EXERCISE REQUIREMENTS ▸ Your task is to repeat all of the material exactly.

╭─ ENTRIES SUPPLIED

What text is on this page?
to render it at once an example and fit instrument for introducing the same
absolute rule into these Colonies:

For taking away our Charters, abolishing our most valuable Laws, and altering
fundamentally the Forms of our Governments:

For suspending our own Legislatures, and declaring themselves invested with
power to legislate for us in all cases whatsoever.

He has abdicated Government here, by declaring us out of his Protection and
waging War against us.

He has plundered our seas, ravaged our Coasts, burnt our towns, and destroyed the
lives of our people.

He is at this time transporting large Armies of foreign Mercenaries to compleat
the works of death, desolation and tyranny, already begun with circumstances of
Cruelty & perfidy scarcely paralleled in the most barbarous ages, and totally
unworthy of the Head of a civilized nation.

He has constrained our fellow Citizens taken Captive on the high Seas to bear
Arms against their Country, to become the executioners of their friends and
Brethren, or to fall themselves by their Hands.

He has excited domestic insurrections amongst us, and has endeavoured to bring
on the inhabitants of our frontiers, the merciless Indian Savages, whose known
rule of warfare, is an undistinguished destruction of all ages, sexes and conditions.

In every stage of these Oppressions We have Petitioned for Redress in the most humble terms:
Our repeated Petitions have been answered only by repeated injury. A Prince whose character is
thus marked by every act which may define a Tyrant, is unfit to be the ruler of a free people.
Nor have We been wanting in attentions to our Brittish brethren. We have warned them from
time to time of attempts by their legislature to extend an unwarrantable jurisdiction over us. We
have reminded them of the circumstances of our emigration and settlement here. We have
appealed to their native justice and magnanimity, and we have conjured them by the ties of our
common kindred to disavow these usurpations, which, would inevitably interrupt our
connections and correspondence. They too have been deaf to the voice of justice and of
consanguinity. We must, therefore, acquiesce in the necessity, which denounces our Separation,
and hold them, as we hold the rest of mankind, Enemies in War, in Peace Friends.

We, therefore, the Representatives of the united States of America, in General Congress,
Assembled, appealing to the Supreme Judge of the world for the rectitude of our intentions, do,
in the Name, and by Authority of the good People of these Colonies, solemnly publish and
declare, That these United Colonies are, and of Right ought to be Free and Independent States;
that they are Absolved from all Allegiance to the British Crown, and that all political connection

╰─

SOLUTION FOR THIS EXERCISE ▸
What text is on this page?
to render it at once an example and fit instrument for introducing the same
absolute rule into these Colonies:

For taking away our Charters, abolishing our most valuable Laws, and altering
fundamentally the Forms of our Governments:

For suspending our own Legislatures, and declaring themselves invested with
power to legislate for us in all cases whatsoever.

He has abdicated Government here, by declaring us out of his Protection and
waging War against us.

He has plundered our seas, ravaged our Coasts, burnt our towns, and destroyed the
lives of our people.

He is at this time transporting large Armies of foreign Mercenaries to compleat
the works of death, desolation and tyranny, already begun with circumstances of
Cruelty & perfidy scarcely paralleled in the most barbarous ages, and totally
unworthy of the Head of a civilized nation.

He has constrained our fellow Citizens taken Captive on the high Seas to bear
Arms against their Country, to become the executioners of their friends and
Brethren, or to fall themselves by their Hands.

He has excited domestic insurrections amongst us, and has endeavoured to bring
on the inhabitants of our frontiers, the merciless Indian Savages, whose known
rule of warfare, is an undistinguished destruction of all ages, sexes and conditions.

In every stage of these Oppressions We have Petitioned for Redress in the most humble terms:
Our repeated Petitions have been answered only by repeated injury. A Prince whose character is
thus marked by every act which may define a Tyrant, is unfit to be the ruler of a free people.
Nor have We been wanting in attentions to our Brittish brethren. We have warned them from
time to time of attempts by their legislature to extend an unwarrantable jurisdiction over us. We
have reminded them of the circumstances of our emigration and settlement here. We have
appealed to their native justice and magnanimity, and we have conjured them by the ties of our
common kindred to disavow these usurpations, which, would inevitably interrupt our
connections and correspondence. They too have been deaf to the voice of justice and of
consanguinity. We must, therefore, acquiesce in the necessity, which denounces our Separation,
and hold them, as we hold the rest of mankind, Enemies in War, in Peace Friends.

We, therefore, the Representatives of the united States of America, in General Congress,
Assembled, appealing to the Supreme Judge of the world for the rectitude of our intentions, do,
in the Name, and by Authority of the good People of these Colonies, solemnly publish and
declare, That these United Colonies are, and of Right ought to be Free and Independent States;
that they are Absolved from all Allegiance to the British Crown, and that all political connection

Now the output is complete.